--- EXTRACTED ENTRIES ---

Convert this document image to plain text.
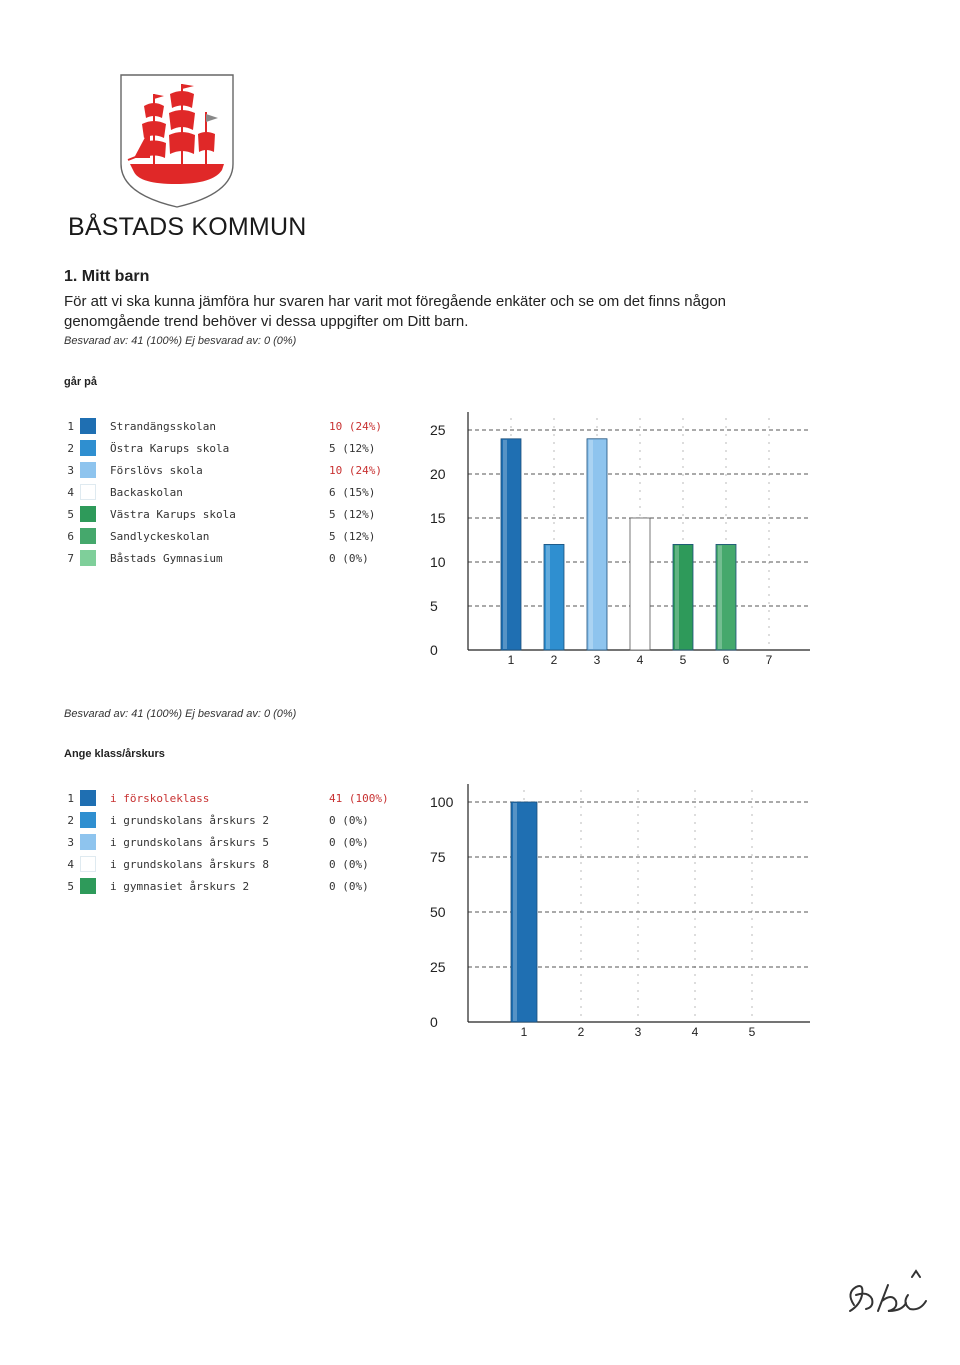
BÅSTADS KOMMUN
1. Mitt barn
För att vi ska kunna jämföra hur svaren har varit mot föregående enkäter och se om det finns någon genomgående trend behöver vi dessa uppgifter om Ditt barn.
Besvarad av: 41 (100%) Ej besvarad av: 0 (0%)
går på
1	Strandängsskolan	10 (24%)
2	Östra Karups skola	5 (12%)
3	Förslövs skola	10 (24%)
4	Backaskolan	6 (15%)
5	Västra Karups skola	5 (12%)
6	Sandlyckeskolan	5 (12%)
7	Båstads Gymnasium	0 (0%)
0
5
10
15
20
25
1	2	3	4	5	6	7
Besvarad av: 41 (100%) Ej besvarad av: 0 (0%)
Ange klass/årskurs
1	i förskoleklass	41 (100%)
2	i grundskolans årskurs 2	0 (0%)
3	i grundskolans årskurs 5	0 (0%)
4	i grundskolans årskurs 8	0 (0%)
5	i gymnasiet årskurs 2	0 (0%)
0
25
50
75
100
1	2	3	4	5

---

Retype each of the entries above exactly as it appears, with no pictures.

-- SOLUTION TO THIS PROBLEM --
Convert this document image to plain text.
BÅSTADS KOMMUN
1. Mitt barn
För att vi ska kunna jämföra hur svaren har varit mot föregående enkäter och se om det finns någon genomgående trend behöver vi dessa uppgifter om Ditt barn.
Besvarad av: 41 (100%) Ej besvarad av: 0 (0%)
går på
1	Strandängsskolan	10 (24%)
2	Östra Karups skola	5 (12%)
3	Förslövs skola	10 (24%)
4	Backaskolan	6 (15%)
5	Västra Karups skola	5 (12%)
6	Sandlyckeskolan	5 (12%)
7	Båstads Gymnasium	0 (0%)
0
5
10
15
20
25
1	2	3	4	5	6	7
Besvarad av: 41 (100%) Ej besvarad av: 0 (0%)
Ange klass/årskurs
1	i förskoleklass	41 (100%)
2	i grundskolans årskurs 2	0 (0%)
3	i grundskolans årskurs 5	0 (0%)
4	i grundskolans årskurs 8	0 (0%)
5	i gymnasiet årskurs 2	0 (0%)
0
25
50
75
100
1	2	3	4	5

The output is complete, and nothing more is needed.